Problem statement = All records must be quoted exactly. Omit the pictures.

Data in this exercise =
-*-*-
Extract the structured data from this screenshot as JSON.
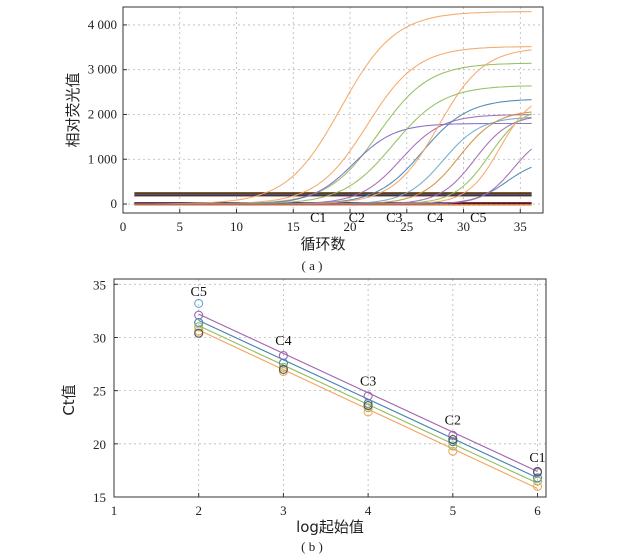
{
  "chart_data": [
    {
      "type": "line",
      "panel_label": "( a )",
      "xlabel": "循环数",
      "ylabel": "相对荧光值",
      "xlim": [
        0,
        37
      ],
      "ylim": [
        -200,
        4400
      ],
      "xticks": [
        0,
        5,
        10,
        15,
        20,
        25,
        30,
        35
      ],
      "yticks": [
        0,
        1000,
        2000,
        3000,
        4000
      ],
      "ytick_labels": [
        "0",
        "1 000",
        "2 000",
        "3 000",
        "4 000"
      ],
      "grid": true,
      "annotations": [
        {
          "text": "C1",
          "x": 17.2,
          "y": -150
        },
        {
          "text": "C2",
          "x": 20.6,
          "y": -150
        },
        {
          "text": "C3",
          "x": 23.9,
          "y": -150
        },
        {
          "text": "C4",
          "x": 27.5,
          "y": -150
        },
        {
          "text": "C5",
          "x": 31.3,
          "y": -150
        }
      ],
      "series": [
        {
          "color": "#f4a460",
          "midpoint": 19.2,
          "plateau": 4300,
          "slope": 0.42
        },
        {
          "color": "#f4a460",
          "midpoint": 21.5,
          "plateau": 3520,
          "slope": 0.45
        },
        {
          "color": "#8fbc5a",
          "midpoint": 22.5,
          "plateau": 3150,
          "slope": 0.45
        },
        {
          "color": "#7b68c8",
          "midpoint": 20.3,
          "plateau": 1800,
          "slope": 0.55
        },
        {
          "color": "#8fbc5a",
          "midpoint": 23.8,
          "plateau": 2650,
          "slope": 0.45
        },
        {
          "color": "#a066b0",
          "midpoint": 24.5,
          "plateau": 2000,
          "slope": 0.55
        },
        {
          "color": "#4682b4",
          "midpoint": 26.4,
          "plateau": 2350,
          "slope": 0.5
        },
        {
          "color": "#f4a460",
          "midpoint": 27.8,
          "plateau": 3500,
          "slope": 0.5
        },
        {
          "color": "#6aa8c8",
          "midpoint": 28.2,
          "plateau": 1950,
          "slope": 0.6
        },
        {
          "color": "#d08c3c",
          "midpoint": 29.6,
          "plateau": 2100,
          "slope": 0.6
        },
        {
          "color": "#a066b0",
          "midpoint": 31.0,
          "plateau": 2000,
          "slope": 0.65
        },
        {
          "color": "#8fbc5a",
          "midpoint": 32.3,
          "plateau": 2200,
          "slope": 0.65
        },
        {
          "color": "#f4a460",
          "midpoint": 33.2,
          "plateau": 2500,
          "slope": 0.7
        },
        {
          "color": "#4682b4",
          "midpoint": 33.8,
          "plateau": 1000,
          "slope": 0.7
        },
        {
          "color": "#a066b0",
          "midpoint": 34.4,
          "plateau": 1600,
          "slope": 0.75
        }
      ],
      "baselines": [
        {
          "color": "#8b0000",
          "y": 250
        },
        {
          "color": "#006400",
          "y": 230
        },
        {
          "color": "#000080",
          "y": 200
        },
        {
          "color": "#8b4513",
          "y": 180
        },
        {
          "color": "#333333",
          "y": 30
        },
        {
          "color": "#8b0000",
          "y": 10
        },
        {
          "color": "#d2691e",
          "y": -20
        }
      ]
    },
    {
      "type": "scatter",
      "panel_label": "( b )",
      "xlabel": "log起始值",
      "ylabel": "Ct值",
      "xlim": [
        1,
        6.1
      ],
      "ylim": [
        15,
        35.5
      ],
      "xticks": [
        1,
        2,
        3,
        4,
        5,
        6
      ],
      "yticks": [
        15,
        20,
        25,
        30,
        35
      ],
      "grid": true,
      "annotations": [
        {
          "text": "C5",
          "x": 2,
          "y": 33.9
        },
        {
          "text": "C4",
          "x": 3,
          "y": 29.3
        },
        {
          "text": "C3",
          "x": 4,
          "y": 25.5
        },
        {
          "text": "C2",
          "x": 5,
          "y": 21.8
        },
        {
          "text": "C1",
          "x": 6,
          "y": 18.3
        }
      ],
      "series": [
        {
          "color": "#a066b0",
          "x": [
            2,
            3,
            4,
            5,
            6
          ],
          "y": [
            32.1,
            28.3,
            24.5,
            20.8,
            17.3
          ],
          "fit": [
            32.2,
            17.4
          ]
        },
        {
          "color": "#4682b4",
          "x": [
            2,
            3,
            4,
            5,
            6
          ],
          "y": [
            31.4,
            27.6,
            23.8,
            20.2,
            16.8
          ],
          "fit": [
            31.6,
            16.8
          ]
        },
        {
          "color": "#8fbc5a",
          "x": [
            2,
            3,
            4,
            5,
            6
          ],
          "y": [
            31.0,
            27.2,
            23.4,
            19.8,
            16.5
          ],
          "fit": [
            31.1,
            16.3
          ]
        },
        {
          "color": "#f4a460",
          "x": [
            2,
            3,
            4,
            5,
            6
          ],
          "y": [
            30.6,
            26.8,
            23.0,
            19.3,
            16.0
          ],
          "fit": [
            30.7,
            15.8
          ]
        },
        {
          "color": "#555555",
          "x": [
            2,
            3,
            4,
            5,
            6
          ],
          "y": [
            30.4,
            27.0,
            23.6,
            20.4,
            17.4
          ]
        },
        {
          "color": "#6aa8c8",
          "x": [
            2
          ],
          "y": [
            33.2
          ]
        }
      ]
    }
  ]
}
-*-*-
Written solution =
Extract the structured data from this screenshot as JSON.
{
  "chart_data": [
    {
      "type": "line",
      "panel_label": "( a )",
      "xlabel": "循环数",
      "ylabel": "相对荧光值",
      "xlim": [
        0,
        37
      ],
      "ylim": [
        -200,
        4400
      ],
      "xticks": [
        0,
        5,
        10,
        15,
        20,
        25,
        30,
        35
      ],
      "yticks": [
        0,
        1000,
        2000,
        3000,
        4000
      ],
      "ytick_labels": [
        "0",
        "1 000",
        "2 000",
        "3 000",
        "4 000"
      ],
      "grid": true,
      "annotations": [
        {
          "text": "C1",
          "x": 17.2,
          "y": -150
        },
        {
          "text": "C2",
          "x": 20.6,
          "y": -150
        },
        {
          "text": "C3",
          "x": 23.9,
          "y": -150
        },
        {
          "text": "C4",
          "x": 27.5,
          "y": -150
        },
        {
          "text": "C5",
          "x": 31.3,
          "y": -150
        }
      ],
      "series": [
        {
          "color": "#f4a460",
          "midpoint": 19.2,
          "plateau": 4300,
          "slope": 0.42
        },
        {
          "color": "#f4a460",
          "midpoint": 21.5,
          "plateau": 3520,
          "slope": 0.45
        },
        {
          "color": "#8fbc5a",
          "midpoint": 22.5,
          "plateau": 3150,
          "slope": 0.45
        },
        {
          "color": "#7b68c8",
          "midpoint": 20.3,
          "plateau": 1800,
          "slope": 0.55
        },
        {
          "color": "#8fbc5a",
          "midpoint": 23.8,
          "plateau": 2650,
          "slope": 0.45
        },
        {
          "color": "#a066b0",
          "midpoint": 24.5,
          "plateau": 2000,
          "slope": 0.55
        },
        {
          "color": "#4682b4",
          "midpoint": 26.4,
          "plateau": 2350,
          "slope": 0.5
        },
        {
          "color": "#f4a460",
          "midpoint": 27.8,
          "plateau": 3500,
          "slope": 0.5
        },
        {
          "color": "#6aa8c8",
          "midpoint": 28.2,
          "plateau": 1950,
          "slope": 0.6
        },
        {
          "color": "#d08c3c",
          "midpoint": 29.6,
          "plateau": 2100,
          "slope": 0.6
        },
        {
          "color": "#a066b0",
          "midpoint": 31.0,
          "plateau": 2000,
          "slope": 0.65
        },
        {
          "color": "#8fbc5a",
          "midpoint": 32.3,
          "plateau": 2200,
          "slope": 0.65
        },
        {
          "color": "#f4a460",
          "midpoint": 33.2,
          "plateau": 2500,
          "slope": 0.7
        },
        {
          "color": "#4682b4",
          "midpoint": 33.8,
          "plateau": 1000,
          "slope": 0.7
        },
        {
          "color": "#a066b0",
          "midpoint": 34.4,
          "plateau": 1600,
          "slope": 0.75
        }
      ],
      "baselines": [
        {
          "color": "#8b0000",
          "y": 250
        },
        {
          "color": "#006400",
          "y": 230
        },
        {
          "color": "#000080",
          "y": 200
        },
        {
          "color": "#8b4513",
          "y": 180
        },
        {
          "color": "#333333",
          "y": 30
        },
        {
          "color": "#8b0000",
          "y": 10
        },
        {
          "color": "#d2691e",
          "y": -20
        }
      ]
    },
    {
      "type": "scatter",
      "panel_label": "( b )",
      "xlabel": "log起始值",
      "ylabel": "Ct值",
      "xlim": [
        1,
        6.1
      ],
      "ylim": [
        15,
        35.5
      ],
      "xticks": [
        1,
        2,
        3,
        4,
        5,
        6
      ],
      "yticks": [
        15,
        20,
        25,
        30,
        35
      ],
      "grid": true,
      "annotations": [
        {
          "text": "C5",
          "x": 2,
          "y": 33.9
        },
        {
          "text": "C4",
          "x": 3,
          "y": 29.3
        },
        {
          "text": "C3",
          "x": 4,
          "y": 25.5
        },
        {
          "text": "C2",
          "x": 5,
          "y": 21.8
        },
        {
          "text": "C1",
          "x": 6,
          "y": 18.3
        }
      ],
      "series": [
        {
          "color": "#a066b0",
          "x": [
            2,
            3,
            4,
            5,
            6
          ],
          "y": [
            32.1,
            28.3,
            24.5,
            20.8,
            17.3
          ],
          "fit": [
            32.2,
            17.4
          ]
        },
        {
          "color": "#4682b4",
          "x": [
            2,
            3,
            4,
            5,
            6
          ],
          "y": [
            31.4,
            27.6,
            23.8,
            20.2,
            16.8
          ],
          "fit": [
            31.6,
            16.8
          ]
        },
        {
          "color": "#8fbc5a",
          "x": [
            2,
            3,
            4,
            5,
            6
          ],
          "y": [
            31.0,
            27.2,
            23.4,
            19.8,
            16.5
          ],
          "fit": [
            31.1,
            16.3
          ]
        },
        {
          "color": "#f4a460",
          "x": [
            2,
            3,
            4,
            5,
            6
          ],
          "y": [
            30.6,
            26.8,
            23.0,
            19.3,
            16.0
          ],
          "fit": [
            30.7,
            15.8
          ]
        },
        {
          "color": "#555555",
          "x": [
            2,
            3,
            4,
            5,
            6
          ],
          "y": [
            30.4,
            27.0,
            23.6,
            20.4,
            17.4
          ]
        },
        {
          "color": "#6aa8c8",
          "x": [
            2
          ],
          "y": [
            33.2
          ]
        }
      ]
    }
  ]
}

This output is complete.